The voters on IMDB apparently favor RB giving it 8/10 stars versus ED’s 7.6/10. I have to give the edge to ED, I’d give it 9 and RB 8.

What say you old time Dopers? Don’t get me started on Rio Lobo.

I like both films. I have to object: John doesn’t play the same character in both films.

In Rio Bravo, Wayne is a Sheriff. In El Dorado, Wayne is a gun for hire.

I think it’s a little creepy watching a young Angie Dickensen necking with a 52 year old Duke, but since I’m fast approaching 50, I reserve the right to change my attitude in the future.

I always questioned the decision to put pop stars in Wayne’s movies. Ricky Nelson, Glen Campbell etc.

The only 60’s Wayne movie I really like is Sons of Katie Elder. El Dorado was ok. War Wagon was terrible. True Grit good, but painful seeing a fat J. Wayne.

Mississippi: [examining J.P.'s leg after he’s been shot] I gotta cut this pant leg.
Sheriff J. P. Harrah: Well, go ahead and cut it! Have you got a kni…
[Mississippi pulls out his knife from its hiding place on his back]
Sheriff J. P. Harrah: A knife? Uh, I suppose I’ve asked this before, but just who?
[looks at Cole instead]
Sheriff J. P. Harrah: Who is he?
Cole: Tell him your name, Mississippi.
Mississippi: [sighs and looks up] Alan Bourdillion Trehearne.
Sheriff J. P. Harrah: Well, no wonder he carries a knife.

El Dorado in a walk. I never liked Walter Brennan much, except maybe in Support Your Local Sheriff!

Gotta go with Rio Bravo all the way. Mitchum & Caan are fun, but are hamming it up. Martin actually convinces more as the reformation case, and Nelson is the exact opposite of a young turk–playing things cool and close to the vest, something Caan would’ve been incapable of. Ricky’s not a great actor, but he delivers exactly what that character needs–there’s a reason Pat Wheeler (Ward Bond) has such confidence in him. Plus, he doesn’t get a love interest, which is a distraction for Mississippi in ED.

Plus, two perfect moments of brilliance that Dorado can’t touch: The flowerpot through the window, and “My Rifle, Pony, and Me.”

The wikipedia article mentions the similarity between these two films. There are plot spoilers!

Hawkes Sheriff trilogy never matched his Cavalry trilogy.

Probably because it was Ford’s Cavalry trilogy, not Hawks’.

oops… you’re right. So much for my memory.

El Dorado J. Wayne seemed more vulnerable. He got shot and partially paralyzed. The character has more dimension than usual.

I liked El Dorado better, mostly because I like James Caan and his character.

I love that Hawks revisited the story, giving Duke a chance to play both roles. I never thought of Wayne as an actor till I’d seen both. But while *El Dorado *is a good movie, Rio Bravo is one of the greatest movies of all time.

I like El Dorado better probably because I saw it first, give me a break I’m a young pup, but if nothing else Mississippi’s poetry beats out Colorado’s singing any day of the week.

RB for Walter Brennan. Walter alone takes it. Stumpy.

- **WHAT THIS EXERCISE ASKS**:
1. In the discussion of Rio Bravo and El Dorado, what kind of character does Wayne play in El Dorado?
2. Reproduce the part of the discussion of Rio Bravo and El Dorado that opens with the words containing "I think it’s" and closes with "in the future.".
Rely on the discussion of Rio Bravo and El Dorado above alone.

- **DATA SECTION**:
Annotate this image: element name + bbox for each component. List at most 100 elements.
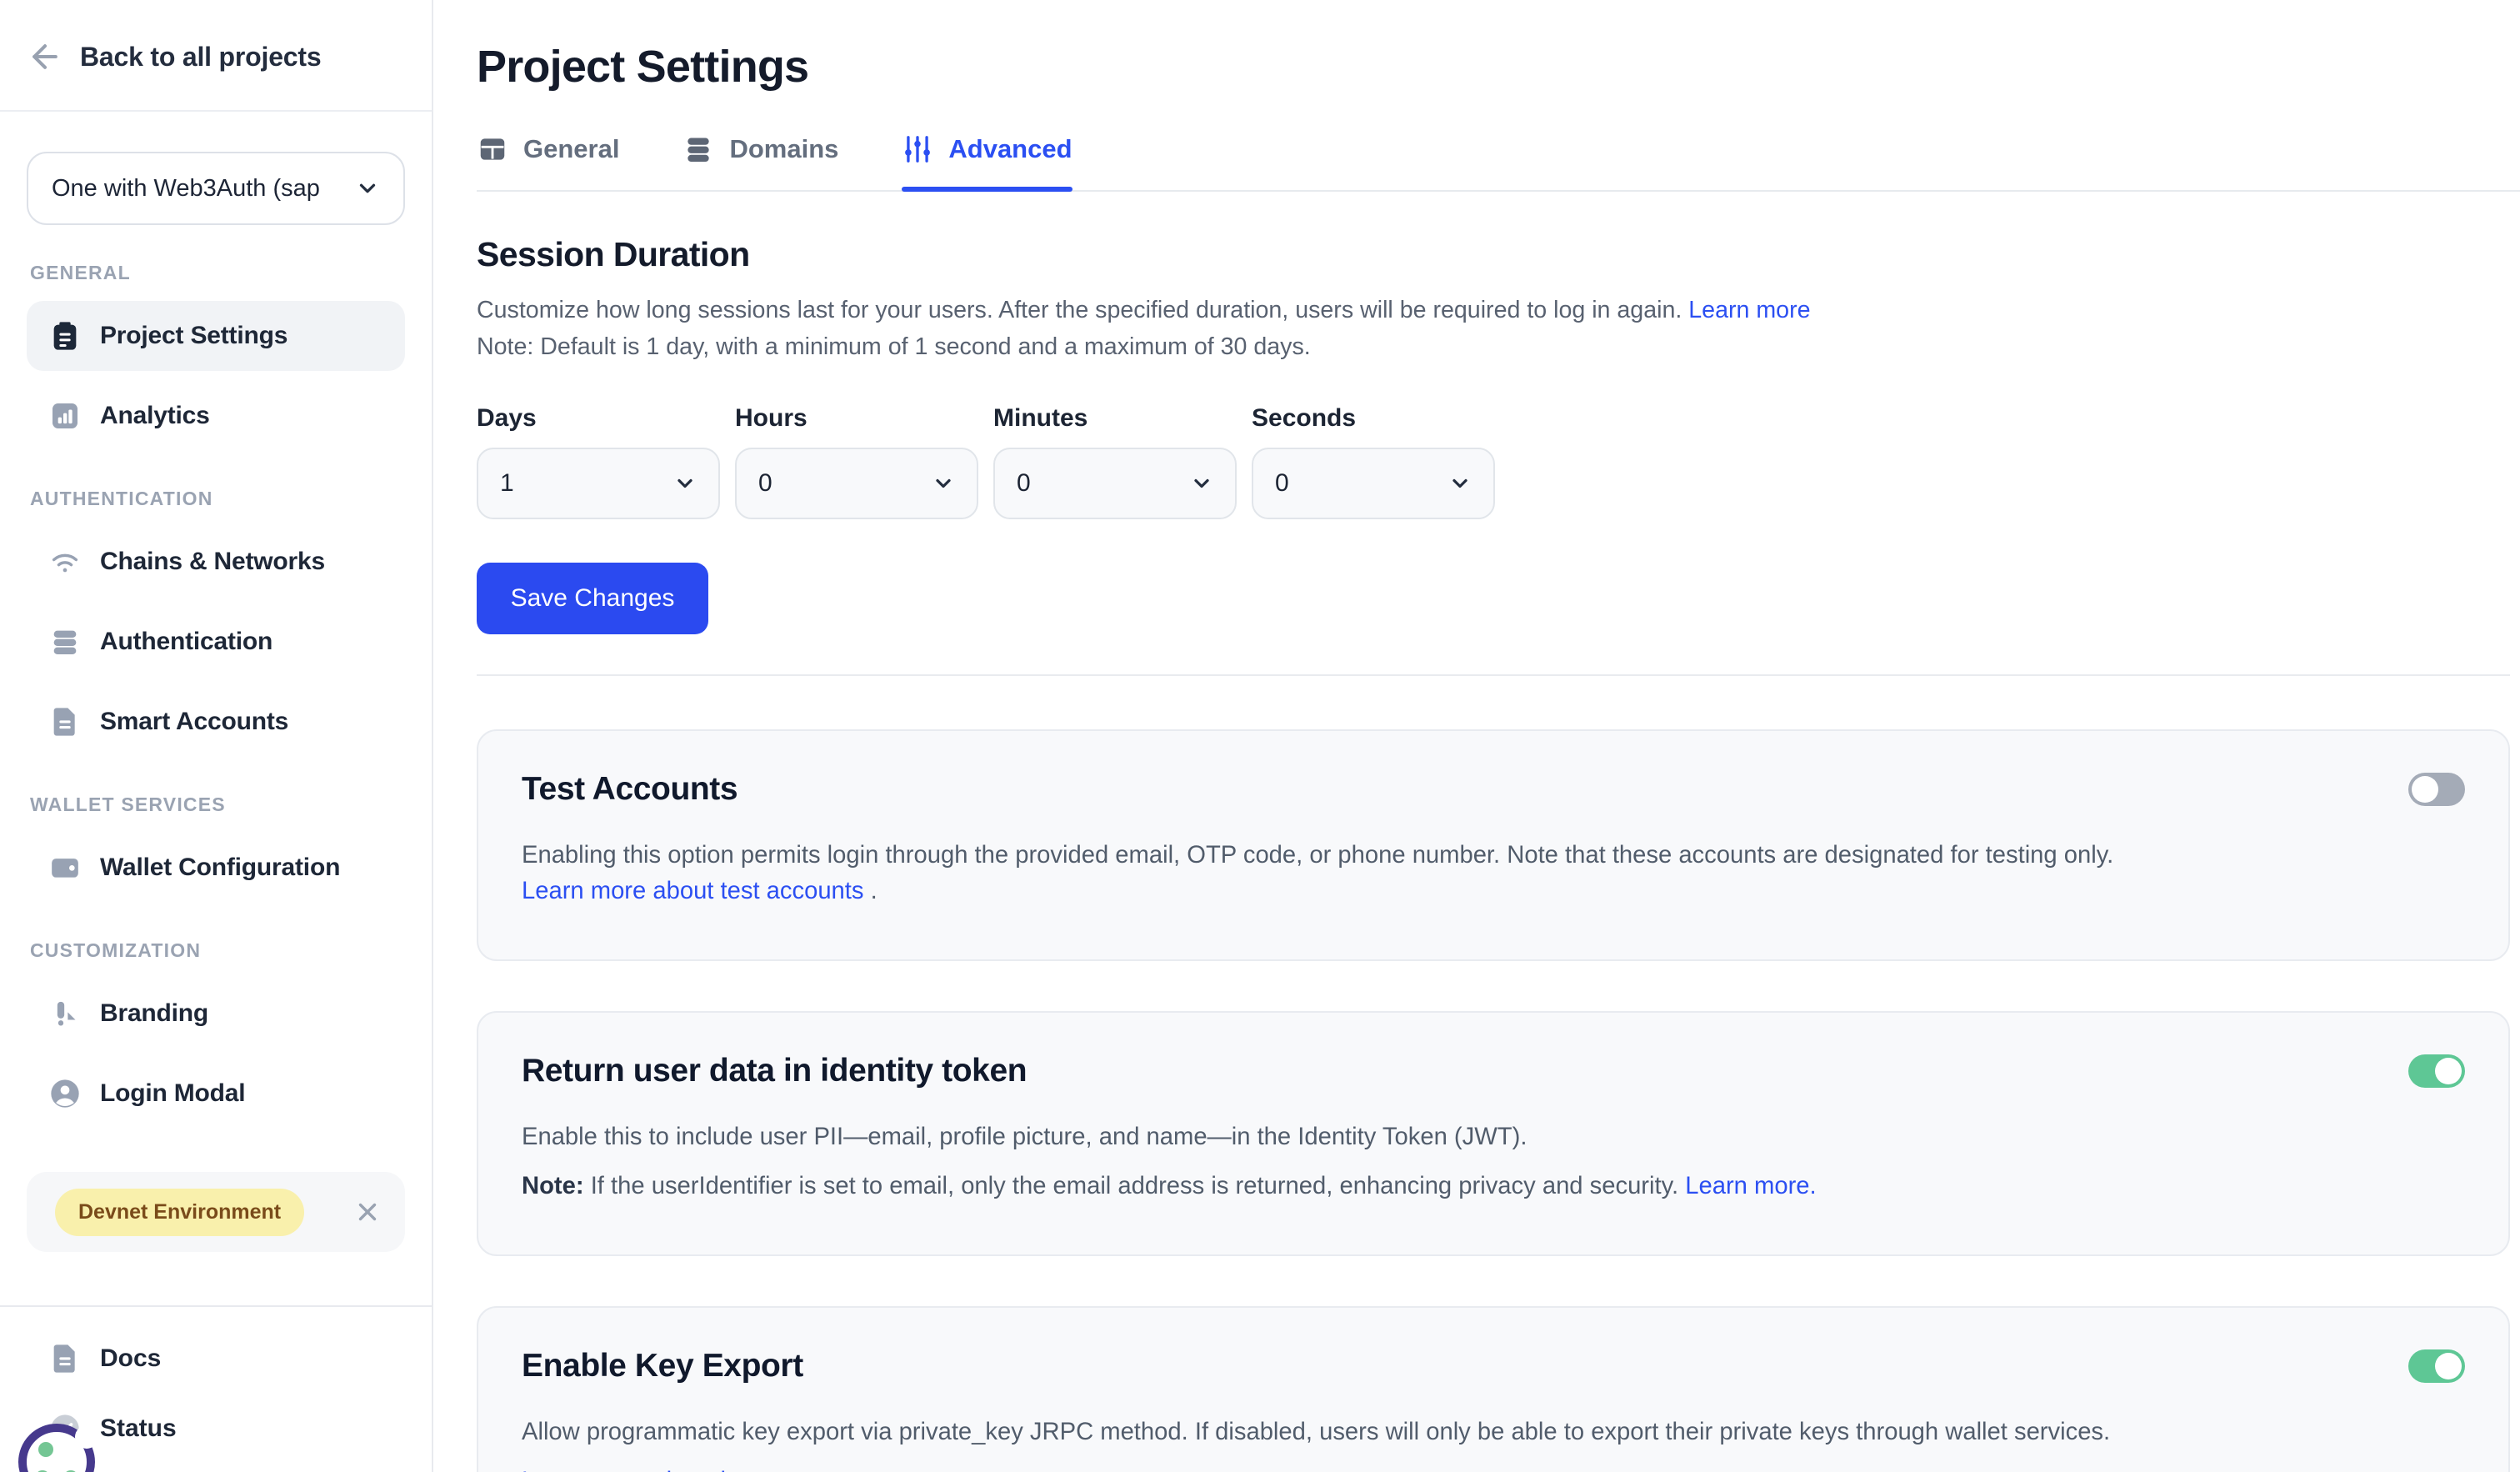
sidebar-item-label: Analytics bbox=[100, 402, 210, 430]
learn-more-link[interactable]: Learn more bbox=[1688, 297, 1810, 323]
key-export-toggle[interactable] bbox=[2408, 1349, 2465, 1383]
session-duration-heading: Session Duration bbox=[477, 235, 2510, 274]
identity-token-toggle[interactable] bbox=[2408, 1054, 2465, 1088]
sidebar-item-label: Authentication bbox=[100, 628, 272, 656]
app: Back to all projects One with Web3Auth (… bbox=[0, 0, 2520, 1472]
save-changes-button[interactable]: Save Changes bbox=[477, 563, 708, 634]
tab-general[interactable]: General bbox=[477, 133, 619, 190]
hours-label: Hours bbox=[735, 404, 978, 433]
test-accounts-toggle[interactable] bbox=[2408, 773, 2465, 806]
minutes-value: 0 bbox=[1017, 469, 1031, 498]
project-selector-value: One with Web3Auth (sap bbox=[52, 175, 320, 203]
sidebar-item-label: Smart Accounts bbox=[100, 708, 288, 736]
sidebar: Back to all projects One with Web3Auth (… bbox=[0, 0, 433, 1472]
card-title: Test Accounts bbox=[522, 771, 738, 808]
seconds-select[interactable]: 0 bbox=[1252, 448, 1495, 519]
sidebar-item-project-settings[interactable]: Project Settings bbox=[27, 301, 405, 371]
clipboard-icon bbox=[48, 319, 82, 353]
card-title: Return user data in identity token bbox=[522, 1053, 1027, 1089]
close-icon[interactable] bbox=[353, 1198, 382, 1226]
arrow-left-icon bbox=[27, 38, 63, 75]
days-value: 1 bbox=[500, 469, 514, 498]
docs-label: Docs bbox=[100, 1344, 161, 1373]
main-content: Project Settings General Domains Advance… bbox=[433, 0, 2520, 1472]
hours-field: Hours 0 bbox=[735, 404, 978, 519]
days-label: Days bbox=[477, 404, 720, 433]
wallet-icon bbox=[48, 851, 82, 884]
sidebar-item-analytics[interactable]: Analytics bbox=[27, 381, 405, 451]
key-export-card: Enable Key Export Allow programmatic key… bbox=[477, 1306, 2510, 1472]
hours-select[interactable]: 0 bbox=[735, 448, 978, 519]
card-description-text: Enabling this option permits login throu… bbox=[522, 842, 2113, 869]
sidebar-item-label: Branding bbox=[100, 999, 208, 1028]
minutes-label: Minutes bbox=[993, 404, 1237, 433]
chevron-down-icon bbox=[1190, 472, 1213, 495]
bar-chart-icon bbox=[48, 399, 82, 433]
sidebar-item-chains-networks[interactable]: Chains & Networks bbox=[27, 527, 405, 597]
user-circle-icon bbox=[48, 1077, 82, 1110]
stack-icon bbox=[682, 133, 714, 165]
project-selector[interactable]: One with Web3Auth (sap bbox=[27, 152, 405, 225]
page-title: Project Settings bbox=[477, 40, 2510, 93]
note-label: Note: bbox=[522, 1173, 584, 1199]
section-label-customization: CUSTOMIZATION bbox=[30, 939, 432, 962]
card-description: Allow programmatic key export via privat… bbox=[522, 1414, 2465, 1472]
minutes-field: Minutes 0 bbox=[993, 404, 1237, 519]
section-label-authentication: AUTHENTICATION bbox=[30, 488, 432, 510]
document-icon bbox=[48, 705, 82, 739]
environment-badge: Devnet Environment bbox=[55, 1189, 304, 1236]
tab-label: General bbox=[523, 134, 619, 164]
session-duration-note: Note: Default is 1 day, with a minimum o… bbox=[477, 333, 2510, 361]
card-description: Enable this to include user PII—email, p… bbox=[522, 1119, 2465, 1204]
seconds-value: 0 bbox=[1275, 469, 1289, 498]
note-text: If the userIdentifier is set to email, o… bbox=[584, 1173, 1686, 1199]
sidebar-item-label: Project Settings bbox=[100, 322, 288, 350]
test-accounts-card: Test Accounts Enabling this option permi… bbox=[477, 729, 2510, 961]
tab-domains[interactable]: Domains bbox=[682, 133, 838, 190]
wifi-icon bbox=[48, 545, 82, 578]
hours-value: 0 bbox=[758, 469, 772, 498]
seconds-label: Seconds bbox=[1252, 404, 1495, 433]
sidebar-item-label: Login Modal bbox=[100, 1079, 245, 1108]
chevron-down-icon bbox=[932, 472, 955, 495]
sidebar-item-label: Chains & Networks bbox=[100, 548, 325, 576]
tab-label: Advanced bbox=[948, 134, 1072, 164]
session-duration-description: Customize how long sessions last for you… bbox=[477, 296, 2510, 324]
table-icon bbox=[477, 133, 508, 165]
chevron-down-icon bbox=[673, 472, 697, 495]
chevron-down-icon bbox=[355, 176, 380, 201]
branding-icon bbox=[48, 997, 82, 1030]
docs-link[interactable]: Docs bbox=[0, 1327, 432, 1390]
sidebar-item-branding[interactable]: Branding bbox=[27, 979, 405, 1049]
link-suffix: . bbox=[864, 878, 878, 904]
sidebar-header: Back to all projects bbox=[0, 0, 432, 112]
tab-label: Domains bbox=[729, 134, 838, 164]
database-icon bbox=[48, 625, 82, 658]
session-description-text: Customize how long sessions last for you… bbox=[477, 297, 1682, 323]
sidebar-item-label: Wallet Configuration bbox=[100, 854, 340, 882]
learn-more-key-export-link[interactable]: Learn more about key export. bbox=[522, 1468, 839, 1472]
sidebar-item-wallet-configuration[interactable]: Wallet Configuration bbox=[27, 833, 405, 903]
seconds-field: Seconds 0 bbox=[1252, 404, 1495, 519]
status-label: Status bbox=[100, 1414, 177, 1443]
days-field: Days 1 bbox=[477, 404, 720, 519]
learn-more-identity-link[interactable]: Learn more. bbox=[1685, 1173, 1816, 1199]
back-to-projects-label: Back to all projects bbox=[80, 42, 321, 73]
learn-more-test-accounts-link[interactable]: Learn more about test accounts bbox=[522, 878, 864, 904]
duration-fields: Days 1 Hours 0 Minutes bbox=[477, 404, 2510, 519]
card-description-text: Allow programmatic key export via privat… bbox=[522, 1419, 2110, 1445]
chevron-down-icon bbox=[1448, 472, 1472, 495]
sidebar-item-authentication[interactable]: Authentication bbox=[27, 607, 405, 677]
identity-token-card: Return user data in identity token Enabl… bbox=[477, 1011, 2510, 1256]
divider bbox=[477, 674, 2510, 676]
back-to-projects-button[interactable]: Back to all projects bbox=[27, 38, 405, 75]
section-label-general: GENERAL bbox=[30, 262, 432, 284]
section-label-wallet-services: WALLET SERVICES bbox=[30, 794, 432, 816]
sidebar-item-smart-accounts[interactable]: Smart Accounts bbox=[27, 687, 405, 757]
tab-advanced[interactable]: Advanced bbox=[902, 133, 1072, 190]
sidebar-item-login-modal[interactable]: Login Modal bbox=[27, 1059, 405, 1129]
days-select[interactable]: 1 bbox=[477, 448, 720, 519]
card-title: Enable Key Export bbox=[522, 1348, 803, 1384]
minutes-select[interactable]: 0 bbox=[993, 448, 1237, 519]
tab-bar: General Domains Advanced bbox=[477, 133, 2520, 192]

- **ANSWERS TO THE EXERCISE**:
1. A gun for hire.

2.
I think it’s a little creepy watching a young Angie Dickensen necking with a 52 year old Duke, but since I’m fast approaching 50, I reserve the right to change my attitude in the future.